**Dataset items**

# # #

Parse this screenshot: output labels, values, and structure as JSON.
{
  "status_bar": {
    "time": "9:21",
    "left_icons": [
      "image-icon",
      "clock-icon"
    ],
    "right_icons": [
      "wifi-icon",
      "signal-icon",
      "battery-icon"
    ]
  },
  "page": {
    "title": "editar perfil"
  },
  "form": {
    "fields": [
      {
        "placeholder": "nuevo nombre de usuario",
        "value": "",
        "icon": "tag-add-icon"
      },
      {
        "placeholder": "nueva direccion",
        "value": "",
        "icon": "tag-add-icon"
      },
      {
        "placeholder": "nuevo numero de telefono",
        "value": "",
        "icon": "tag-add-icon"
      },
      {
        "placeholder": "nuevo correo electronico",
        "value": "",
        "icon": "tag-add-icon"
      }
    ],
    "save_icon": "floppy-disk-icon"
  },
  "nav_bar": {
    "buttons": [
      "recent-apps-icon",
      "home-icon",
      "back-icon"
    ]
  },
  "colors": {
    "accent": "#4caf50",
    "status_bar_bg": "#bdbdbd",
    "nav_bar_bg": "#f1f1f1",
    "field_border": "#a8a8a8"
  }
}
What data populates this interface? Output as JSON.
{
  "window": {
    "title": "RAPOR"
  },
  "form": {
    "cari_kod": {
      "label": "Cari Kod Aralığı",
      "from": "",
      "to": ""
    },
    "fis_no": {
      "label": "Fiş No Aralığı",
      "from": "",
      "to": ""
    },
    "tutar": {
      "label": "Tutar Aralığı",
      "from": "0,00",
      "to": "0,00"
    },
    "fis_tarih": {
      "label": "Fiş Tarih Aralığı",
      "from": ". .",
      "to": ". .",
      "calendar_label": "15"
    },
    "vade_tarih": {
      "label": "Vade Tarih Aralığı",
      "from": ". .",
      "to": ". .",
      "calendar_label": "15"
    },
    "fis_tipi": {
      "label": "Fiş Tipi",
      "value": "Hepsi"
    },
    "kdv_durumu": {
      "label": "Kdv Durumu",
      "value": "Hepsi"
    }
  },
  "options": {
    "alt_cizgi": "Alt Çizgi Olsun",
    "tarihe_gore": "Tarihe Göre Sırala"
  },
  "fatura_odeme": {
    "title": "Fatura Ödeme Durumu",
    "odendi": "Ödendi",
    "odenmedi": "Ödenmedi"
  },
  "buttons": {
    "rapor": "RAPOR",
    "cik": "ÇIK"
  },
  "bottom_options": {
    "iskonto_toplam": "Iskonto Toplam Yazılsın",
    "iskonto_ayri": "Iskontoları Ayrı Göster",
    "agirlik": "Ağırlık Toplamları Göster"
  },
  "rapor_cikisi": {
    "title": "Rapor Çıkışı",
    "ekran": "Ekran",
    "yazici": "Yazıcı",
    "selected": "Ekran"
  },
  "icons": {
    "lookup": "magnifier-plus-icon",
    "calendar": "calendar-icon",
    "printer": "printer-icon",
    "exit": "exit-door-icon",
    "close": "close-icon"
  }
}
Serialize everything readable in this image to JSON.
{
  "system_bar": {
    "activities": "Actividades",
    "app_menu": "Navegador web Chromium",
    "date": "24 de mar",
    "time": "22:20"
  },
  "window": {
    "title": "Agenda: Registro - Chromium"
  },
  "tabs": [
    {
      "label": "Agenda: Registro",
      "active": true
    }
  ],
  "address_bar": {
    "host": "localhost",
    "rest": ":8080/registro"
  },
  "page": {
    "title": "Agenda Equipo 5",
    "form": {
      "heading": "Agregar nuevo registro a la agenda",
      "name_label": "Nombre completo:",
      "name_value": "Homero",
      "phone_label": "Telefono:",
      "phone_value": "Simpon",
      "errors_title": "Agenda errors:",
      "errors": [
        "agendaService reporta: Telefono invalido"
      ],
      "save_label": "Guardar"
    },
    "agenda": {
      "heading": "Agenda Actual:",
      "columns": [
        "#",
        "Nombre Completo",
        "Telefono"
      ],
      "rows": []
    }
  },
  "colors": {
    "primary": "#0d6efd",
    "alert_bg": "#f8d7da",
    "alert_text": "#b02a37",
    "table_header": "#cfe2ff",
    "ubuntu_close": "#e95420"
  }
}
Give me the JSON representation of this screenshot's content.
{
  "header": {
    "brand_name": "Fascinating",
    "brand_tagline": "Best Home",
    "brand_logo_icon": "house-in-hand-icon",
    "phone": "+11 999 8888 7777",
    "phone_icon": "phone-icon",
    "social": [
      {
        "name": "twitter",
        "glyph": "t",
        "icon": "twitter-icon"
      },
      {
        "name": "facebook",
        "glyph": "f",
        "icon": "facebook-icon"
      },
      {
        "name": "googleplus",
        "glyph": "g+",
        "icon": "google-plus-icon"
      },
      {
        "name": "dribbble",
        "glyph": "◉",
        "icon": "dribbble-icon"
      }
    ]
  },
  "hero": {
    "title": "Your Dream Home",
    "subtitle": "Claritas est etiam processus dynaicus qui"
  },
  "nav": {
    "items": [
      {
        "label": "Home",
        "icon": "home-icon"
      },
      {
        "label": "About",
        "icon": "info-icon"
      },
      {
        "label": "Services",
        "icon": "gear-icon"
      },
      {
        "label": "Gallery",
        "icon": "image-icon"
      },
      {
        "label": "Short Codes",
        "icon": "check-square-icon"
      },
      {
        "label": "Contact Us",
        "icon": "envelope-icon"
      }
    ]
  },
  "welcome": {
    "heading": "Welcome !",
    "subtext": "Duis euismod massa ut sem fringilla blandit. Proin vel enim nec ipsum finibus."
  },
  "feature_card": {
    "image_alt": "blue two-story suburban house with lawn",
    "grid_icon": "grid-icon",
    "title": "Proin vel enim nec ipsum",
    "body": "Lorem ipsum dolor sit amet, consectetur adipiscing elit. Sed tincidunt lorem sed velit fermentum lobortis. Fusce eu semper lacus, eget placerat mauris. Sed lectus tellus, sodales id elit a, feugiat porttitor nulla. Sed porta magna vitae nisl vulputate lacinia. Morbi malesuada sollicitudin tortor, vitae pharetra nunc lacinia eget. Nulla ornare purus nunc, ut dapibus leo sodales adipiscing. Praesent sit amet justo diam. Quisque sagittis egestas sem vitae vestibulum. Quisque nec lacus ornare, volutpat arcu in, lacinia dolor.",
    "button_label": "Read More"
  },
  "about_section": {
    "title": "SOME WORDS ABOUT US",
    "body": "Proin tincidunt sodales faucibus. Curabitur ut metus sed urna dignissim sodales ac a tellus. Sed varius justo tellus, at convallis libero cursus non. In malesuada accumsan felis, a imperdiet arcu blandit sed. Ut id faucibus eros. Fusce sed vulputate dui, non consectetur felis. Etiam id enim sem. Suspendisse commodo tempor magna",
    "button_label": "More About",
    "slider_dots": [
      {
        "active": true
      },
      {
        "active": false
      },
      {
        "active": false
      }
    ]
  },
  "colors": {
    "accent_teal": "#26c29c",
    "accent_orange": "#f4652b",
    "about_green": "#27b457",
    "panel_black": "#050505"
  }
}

# # #

**Goal**
Write out the complete set of records exactly as given.

**Response to the exercise**
Parse this screenshot: output labels, values, and structure as JSON.
{
  "status_bar": {
    "time": "9:21",
    "left_icons": [
      "image-icon",
      "clock-icon"
    ],
    "right_icons": [
      "wifi-icon",
      "signal-icon",
      "battery-icon"
    ]
  },
  "page": {
    "title": "editar perfil"
  },
  "form": {
    "fields": [
      {
        "placeholder": "nuevo nombre de usuario",
        "value": "",
        "icon": "tag-add-icon"
      },
      {
        "placeholder": "nueva direccion",
        "value": "",
        "icon": "tag-add-icon"
      },
      {
        "placeholder": "nuevo numero de telefono",
        "value": "",
        "icon": "tag-add-icon"
      },
      {
        "placeholder": "nuevo correo electronico",
        "value": "",
        "icon": "tag-add-icon"
      }
    ],
    "save_icon": "floppy-disk-icon"
  },
  "nav_bar": {
    "buttons": [
      "recent-apps-icon",
      "home-icon",
      "back-icon"
    ]
  },
  "colors": {
    "accent": "#4caf50",
    "status_bar_bg": "#bdbdbd",
    "nav_bar_bg": "#f1f1f1",
    "field_border": "#a8a8a8"
  }
}
What data populates this interface? Output as JSON.
{
  "window": {
    "title": "RAPOR"
  },
  "form": {
    "cari_kod": {
      "label": "Cari Kod Aralığı",
      "from": "",
      "to": ""
    },
    "fis_no": {
      "label": "Fiş No Aralığı",
      "from": "",
      "to": ""
    },
    "tutar": {
      "label": "Tutar Aralığı",
      "from": "0,00",
      "to": "0,00"
    },
    "fis_tarih": {
      "label": "Fiş Tarih Aralığı",
      "from": ". .",
      "to": ". .",
      "calendar_label": "15"
    },
    "vade_tarih": {
      "label": "Vade Tarih Aralığı",
      "from": ". .",
      "to": ". .",
      "calendar_label": "15"
    },
    "fis_tipi": {
      "label": "Fiş Tipi",
      "value": "Hepsi"
    },
    "kdv_durumu": {
      "label": "Kdv Durumu",
      "value": "Hepsi"
    }
  },
  "options": {
    "alt_cizgi": "Alt Çizgi Olsun",
    "tarihe_gore": "Tarihe Göre Sırala"
  },
  "fatura_odeme": {
    "title": "Fatura Ödeme Durumu",
    "odendi": "Ödendi",
    "odenmedi": "Ödenmedi"
  },
  "buttons": {
    "rapor": "RAPOR",
    "cik": "ÇIK"
  },
  "bottom_options": {
    "iskonto_toplam": "Iskonto Toplam Yazılsın",
    "iskonto_ayri": "Iskontoları Ayrı Göster",
    "agirlik": "Ağırlık Toplamları Göster"
  },
  "rapor_cikisi": {
    "title": "Rapor Çıkışı",
    "ekran": "Ekran",
    "yazici": "Yazıcı",
    "selected": "Ekran"
  },
  "icons": {
    "lookup": "magnifier-plus-icon",
    "calendar": "calendar-icon",
    "printer": "printer-icon",
    "exit": "exit-door-icon",
    "close": "close-icon"
  }
}
Serialize everything readable in this image to JSON.
{
  "system_bar": {
    "activities": "Actividades",
    "app_menu": "Navegador web Chromium",
    "date": "24 de mar",
    "time": "22:20"
  },
  "window": {
    "title": "Agenda: Registro - Chromium"
  },
  "tabs": [
    {
      "label": "Agenda: Registro",
      "active": true
    }
  ],
  "address_bar": {
    "host": "localhost",
    "rest": ":8080/registro"
  },
  "page": {
    "title": "Agenda Equipo 5",
    "form": {
      "heading": "Agregar nuevo registro a la agenda",
      "name_label": "Nombre completo:",
      "name_value": "Homero",
      "phone_label": "Telefono:",
      "phone_value": "Simpon",
      "errors_title": "Agenda errors:",
      "errors": [
        "agendaService reporta: Telefono invalido"
      ],
      "save_label": "Guardar"
    },
    "agenda": {
      "heading": "Agenda Actual:",
      "columns": [
        "#",
        "Nombre Completo",
        "Telefono"
      ],
      "rows": []
    }
  },
  "colors": {
    "primary": "#0d6efd",
    "alert_bg": "#f8d7da",
    "alert_text": "#b02a37",
    "table_header": "#cfe2ff",
    "ubuntu_close": "#e95420"
  }
}
Give me the JSON representation of this screenshot's content.
{
  "header": {
    "brand_name": "Fascinating",
    "brand_tagline": "Best Home",
    "brand_logo_icon": "house-in-hand-icon",
    "phone": "+11 999 8888 7777",
    "phone_icon": "phone-icon",
    "social": [
      {
        "name": "twitter",
        "glyph": "t",
        "icon": "twitter-icon"
      },
      {
        "name": "facebook",
        "glyph": "f",
        "icon": "facebook-icon"
      },
      {
        "name": "googleplus",
        "glyph": "g+",
        "icon": "google-plus-icon"
      },
      {
        "name": "dribbble",
        "glyph": "◉",
        "icon": "dribbble-icon"
      }
    ]
  },
  "hero": {
    "title": "Your Dream Home",
    "subtitle": "Claritas est etiam processus dynaicus qui"
  },
  "nav": {
    "items": [
      {
        "label": "Home",
        "icon": "home-icon"
      },
      {
        "label": "About",
        "icon": "info-icon"
      },
      {
        "label": "Services",
        "icon": "gear-icon"
      },
      {
        "label": "Gallery",
        "icon": "image-icon"
      },
      {
        "label": "Short Codes",
        "icon": "check-square-icon"
      },
      {
        "label": "Contact Us",
        "icon": "envelope-icon"
      }
    ]
  },
  "welcome": {
    "heading": "Welcome !",
    "subtext": "Duis euismod massa ut sem fringilla blandit. Proin vel enim nec ipsum finibus."
  },
  "feature_card": {
    "image_alt": "blue two-story suburban house with lawn",
    "grid_icon": "grid-icon",
    "title": "Proin vel enim nec ipsum",
    "body": "Lorem ipsum dolor sit amet, consectetur adipiscing elit. Sed tincidunt lorem sed velit fermentum lobortis. Fusce eu semper lacus, eget placerat mauris. Sed lectus tellus, sodales id elit a, feugiat porttitor nulla. Sed porta magna vitae nisl vulputate lacinia. Morbi malesuada sollicitudin tortor, vitae pharetra nunc lacinia eget. Nulla ornare purus nunc, ut dapibus leo sodales adipiscing. Praesent sit amet justo diam. Quisque sagittis egestas sem vitae vestibulum. Quisque nec lacus ornare, volutpat arcu in, lacinia dolor.",
    "button_label": "Read More"
  },
  "about_section": {
    "title": "SOME WORDS ABOUT US",
    "body": "Proin tincidunt sodales faucibus. Curabitur ut metus sed urna dignissim sodales ac a tellus. Sed varius justo tellus, at convallis libero cursus non. In malesuada accumsan felis, a imperdiet arcu blandit sed. Ut id faucibus eros. Fusce sed vulputate dui, non consectetur felis. Etiam id enim sem. Suspendisse commodo tempor magna",
    "button_label": "More About",
    "slider_dots": [
      {
        "active": true
      },
      {
        "active": false
      },
      {
        "active": false
      }
    ]
  },
  "colors": {
    "accent_teal": "#26c29c",
    "accent_orange": "#f4652b",
    "about_green": "#27b457",
    "panel_black": "#050505"
  }
}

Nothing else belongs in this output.